WORK TO DO >> Gather every line that includes the word "Лазурная", please.

Data records >>

-------------------------

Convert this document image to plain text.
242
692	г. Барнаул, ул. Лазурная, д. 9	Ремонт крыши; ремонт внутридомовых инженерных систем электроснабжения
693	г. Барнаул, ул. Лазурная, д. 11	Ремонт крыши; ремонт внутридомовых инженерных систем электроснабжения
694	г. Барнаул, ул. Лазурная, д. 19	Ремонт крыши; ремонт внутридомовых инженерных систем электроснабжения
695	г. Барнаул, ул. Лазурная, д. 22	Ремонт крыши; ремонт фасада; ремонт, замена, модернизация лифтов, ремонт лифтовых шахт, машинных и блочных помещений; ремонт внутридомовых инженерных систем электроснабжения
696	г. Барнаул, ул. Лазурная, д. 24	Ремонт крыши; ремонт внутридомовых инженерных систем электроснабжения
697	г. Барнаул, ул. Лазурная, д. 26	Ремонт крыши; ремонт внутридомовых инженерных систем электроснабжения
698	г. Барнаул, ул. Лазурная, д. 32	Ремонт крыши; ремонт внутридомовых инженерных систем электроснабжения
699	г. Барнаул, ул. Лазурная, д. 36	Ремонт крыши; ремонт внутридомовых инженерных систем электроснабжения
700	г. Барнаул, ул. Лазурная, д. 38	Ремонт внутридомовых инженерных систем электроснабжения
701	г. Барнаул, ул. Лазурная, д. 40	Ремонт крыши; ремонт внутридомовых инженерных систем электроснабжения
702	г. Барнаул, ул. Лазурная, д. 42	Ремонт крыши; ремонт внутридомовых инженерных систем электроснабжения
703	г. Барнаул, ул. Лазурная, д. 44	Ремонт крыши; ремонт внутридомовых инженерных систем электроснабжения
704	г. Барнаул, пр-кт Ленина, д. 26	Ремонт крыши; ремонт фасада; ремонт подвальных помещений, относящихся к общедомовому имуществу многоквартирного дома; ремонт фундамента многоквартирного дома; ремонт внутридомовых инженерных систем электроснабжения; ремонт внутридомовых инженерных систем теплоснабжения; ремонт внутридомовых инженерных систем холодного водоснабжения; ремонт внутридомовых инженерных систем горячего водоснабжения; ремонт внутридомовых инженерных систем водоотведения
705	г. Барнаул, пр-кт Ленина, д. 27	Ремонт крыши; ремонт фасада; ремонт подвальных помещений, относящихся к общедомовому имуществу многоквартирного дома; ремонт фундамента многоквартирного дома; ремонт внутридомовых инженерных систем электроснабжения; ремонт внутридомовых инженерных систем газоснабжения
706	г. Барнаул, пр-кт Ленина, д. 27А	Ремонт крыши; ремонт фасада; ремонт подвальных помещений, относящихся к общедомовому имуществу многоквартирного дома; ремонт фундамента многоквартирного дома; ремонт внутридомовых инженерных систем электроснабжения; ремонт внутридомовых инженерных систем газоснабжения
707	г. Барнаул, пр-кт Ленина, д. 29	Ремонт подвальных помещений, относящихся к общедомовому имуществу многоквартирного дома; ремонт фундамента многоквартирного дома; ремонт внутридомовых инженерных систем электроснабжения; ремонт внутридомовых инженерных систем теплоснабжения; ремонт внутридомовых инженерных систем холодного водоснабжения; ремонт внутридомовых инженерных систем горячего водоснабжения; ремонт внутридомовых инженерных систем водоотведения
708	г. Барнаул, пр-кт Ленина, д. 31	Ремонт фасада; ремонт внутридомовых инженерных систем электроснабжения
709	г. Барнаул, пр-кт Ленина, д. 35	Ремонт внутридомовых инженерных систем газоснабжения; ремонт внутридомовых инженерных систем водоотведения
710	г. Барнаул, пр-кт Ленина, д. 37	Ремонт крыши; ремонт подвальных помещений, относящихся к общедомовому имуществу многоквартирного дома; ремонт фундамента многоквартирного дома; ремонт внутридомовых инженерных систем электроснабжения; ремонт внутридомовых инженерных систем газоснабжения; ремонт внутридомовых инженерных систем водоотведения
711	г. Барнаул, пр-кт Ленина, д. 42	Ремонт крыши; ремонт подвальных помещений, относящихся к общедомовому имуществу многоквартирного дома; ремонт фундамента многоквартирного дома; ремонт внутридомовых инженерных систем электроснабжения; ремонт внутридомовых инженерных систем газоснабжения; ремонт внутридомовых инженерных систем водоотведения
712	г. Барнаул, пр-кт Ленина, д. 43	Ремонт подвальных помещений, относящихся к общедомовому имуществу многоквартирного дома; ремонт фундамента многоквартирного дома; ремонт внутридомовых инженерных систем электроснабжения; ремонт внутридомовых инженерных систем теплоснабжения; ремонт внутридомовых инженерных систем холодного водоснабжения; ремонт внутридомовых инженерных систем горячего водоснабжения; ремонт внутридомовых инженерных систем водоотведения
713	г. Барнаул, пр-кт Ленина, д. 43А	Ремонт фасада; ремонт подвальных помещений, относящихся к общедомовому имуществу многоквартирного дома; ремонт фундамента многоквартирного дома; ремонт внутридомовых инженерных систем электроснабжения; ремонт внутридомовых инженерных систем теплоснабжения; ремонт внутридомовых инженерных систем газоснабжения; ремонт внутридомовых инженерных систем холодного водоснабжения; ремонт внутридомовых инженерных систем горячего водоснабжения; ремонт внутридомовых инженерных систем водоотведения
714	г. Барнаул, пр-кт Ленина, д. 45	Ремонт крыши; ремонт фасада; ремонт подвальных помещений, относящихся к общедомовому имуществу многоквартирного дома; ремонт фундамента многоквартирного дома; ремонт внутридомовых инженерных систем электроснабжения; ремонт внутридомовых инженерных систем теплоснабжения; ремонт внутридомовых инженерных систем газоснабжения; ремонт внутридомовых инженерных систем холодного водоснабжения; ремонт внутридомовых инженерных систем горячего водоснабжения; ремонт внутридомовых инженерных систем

-------------------------

PROBLEM SOLUTION >>
692	г. Барнаул, ул. Лазурная, д. 9	Ремонт крыши; ремонт внутридомовых инженерных систем электроснабжения
693	г. Барнаул, ул. Лазурная, д. 11	Ремонт крыши; ремонт внутридомовых инженерных систем электроснабжения
694	г. Барнаул, ул. Лазурная, д. 19	Ремонт крыши; ремонт внутридомовых инженерных систем электроснабжения
695	г. Барнаул, ул. Лазурная, д. 22	Ремонт крыши; ремонт фасада; ремонт, замена, модернизация лифтов, ремонт лифтовых шахт, машинных и блочных помещений; ремонт внутридомовых инженерных систем электроснабжения
696	г. Барнаул, ул. Лазурная, д. 24	Ремонт крыши; ремонт внутридомовых инженерных систем электроснабжения
697	г. Барнаул, ул. Лазурная, д. 26	Ремонт крыши; ремонт внутридомовых инженерных систем электроснабжения
698	г. Барнаул, ул. Лазурная, д. 32	Ремонт крыши; ремонт внутридомовых инженерных систем электроснабжения
699	г. Барнаул, ул. Лазурная, д. 36	Ремонт крыши; ремонт внутридомовых инженерных систем электроснабжения
700	г. Барнаул, ул. Лазурная, д. 38	Ремонт внутридомовых инженерных систем электроснабжения
701	г. Барнаул, ул. Лазурная, д. 40	Ремонт крыши; ремонт внутридомовых инженерных систем электроснабжения
702	г. Барнаул, ул. Лазурная, д. 42	Ремонт крыши; ремонт внутридомовых инженерных систем электроснабжения
703	г. Барнаул, ул. Лазурная, д. 44	Ремонт крыши; ремонт внутридомовых инженерных систем электроснабжения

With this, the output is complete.